*EXERCISE INSTRUCTIONS*. Print all entries word for word.

[Items from a figure collection]

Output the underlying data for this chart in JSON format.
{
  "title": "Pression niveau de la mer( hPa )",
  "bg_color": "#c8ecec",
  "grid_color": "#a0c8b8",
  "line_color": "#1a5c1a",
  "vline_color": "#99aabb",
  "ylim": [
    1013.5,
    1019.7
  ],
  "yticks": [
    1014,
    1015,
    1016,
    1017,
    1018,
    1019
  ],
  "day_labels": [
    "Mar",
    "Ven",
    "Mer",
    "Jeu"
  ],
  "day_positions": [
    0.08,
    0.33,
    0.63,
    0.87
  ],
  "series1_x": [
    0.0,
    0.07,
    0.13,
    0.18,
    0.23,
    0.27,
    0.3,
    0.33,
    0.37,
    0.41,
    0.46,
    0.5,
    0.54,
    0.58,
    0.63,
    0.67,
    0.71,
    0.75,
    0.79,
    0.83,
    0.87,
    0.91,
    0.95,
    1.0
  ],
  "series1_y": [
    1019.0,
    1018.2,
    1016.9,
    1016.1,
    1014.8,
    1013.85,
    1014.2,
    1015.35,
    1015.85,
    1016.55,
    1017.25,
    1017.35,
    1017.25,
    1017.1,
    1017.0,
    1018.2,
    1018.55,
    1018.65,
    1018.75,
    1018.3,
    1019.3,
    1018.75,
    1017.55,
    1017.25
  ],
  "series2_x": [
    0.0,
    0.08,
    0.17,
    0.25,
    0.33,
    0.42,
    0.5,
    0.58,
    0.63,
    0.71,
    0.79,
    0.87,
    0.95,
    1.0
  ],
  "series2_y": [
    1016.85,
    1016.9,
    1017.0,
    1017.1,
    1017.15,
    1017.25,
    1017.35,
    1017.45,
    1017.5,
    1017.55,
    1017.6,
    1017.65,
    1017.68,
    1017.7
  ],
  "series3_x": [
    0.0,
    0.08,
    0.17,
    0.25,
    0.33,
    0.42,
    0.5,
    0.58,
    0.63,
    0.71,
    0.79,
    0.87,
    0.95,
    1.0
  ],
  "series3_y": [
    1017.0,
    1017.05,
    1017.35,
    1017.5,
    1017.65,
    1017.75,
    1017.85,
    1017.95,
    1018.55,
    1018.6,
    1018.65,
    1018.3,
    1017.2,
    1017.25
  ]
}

*SOLVED EXERCISE*.
Output the underlying data for this chart in JSON format.
{
  "title": "Pression niveau de la mer( hPa )",
  "bg_color": "#c8ecec",
  "grid_color": "#a0c8b8",
  "line_color": "#1a5c1a",
  "vline_color": "#99aabb",
  "ylim": [
    1013.5,
    1019.7
  ],
  "yticks": [
    1014,
    1015,
    1016,
    1017,
    1018,
    1019
  ],
  "day_labels": [
    "Mar",
    "Ven",
    "Mer",
    "Jeu"
  ],
  "day_positions": [
    0.08,
    0.33,
    0.63,
    0.87
  ],
  "series1_x": [
    0.0,
    0.07,
    0.13,
    0.18,
    0.23,
    0.27,
    0.3,
    0.33,
    0.37,
    0.41,
    0.46,
    0.5,
    0.54,
    0.58,
    0.63,
    0.67,
    0.71,
    0.75,
    0.79,
    0.83,
    0.87,
    0.91,
    0.95,
    1.0
  ],
  "series1_y": [
    1019.0,
    1018.2,
    1016.9,
    1016.1,
    1014.8,
    1013.85,
    1014.2,
    1015.35,
    1015.85,
    1016.55,
    1017.25,
    1017.35,
    1017.25,
    1017.1,
    1017.0,
    1018.2,
    1018.55,
    1018.65,
    1018.75,
    1018.3,
    1019.3,
    1018.75,
    1017.55,
    1017.25
  ],
  "series2_x": [
    0.0,
    0.08,
    0.17,
    0.25,
    0.33,
    0.42,
    0.5,
    0.58,
    0.63,
    0.71,
    0.79,
    0.87,
    0.95,
    1.0
  ],
  "series2_y": [
    1016.85,
    1016.9,
    1017.0,
    1017.1,
    1017.15,
    1017.25,
    1017.35,
    1017.45,
    1017.5,
    1017.55,
    1017.6,
    1017.65,
    1017.68,
    1017.7
  ],
  "series3_x": [
    0.0,
    0.08,
    0.17,
    0.25,
    0.33,
    0.42,
    0.5,
    0.58,
    0.63,
    0.71,
    0.79,
    0.87,
    0.95,
    1.0
  ],
  "series3_y": [
    1017.0,
    1017.05,
    1017.35,
    1017.5,
    1017.65,
    1017.75,
    1017.85,
    1017.95,
    1018.55,
    1018.6,
    1018.65,
    1018.3,
    1017.2,
    1017.25
  ]
}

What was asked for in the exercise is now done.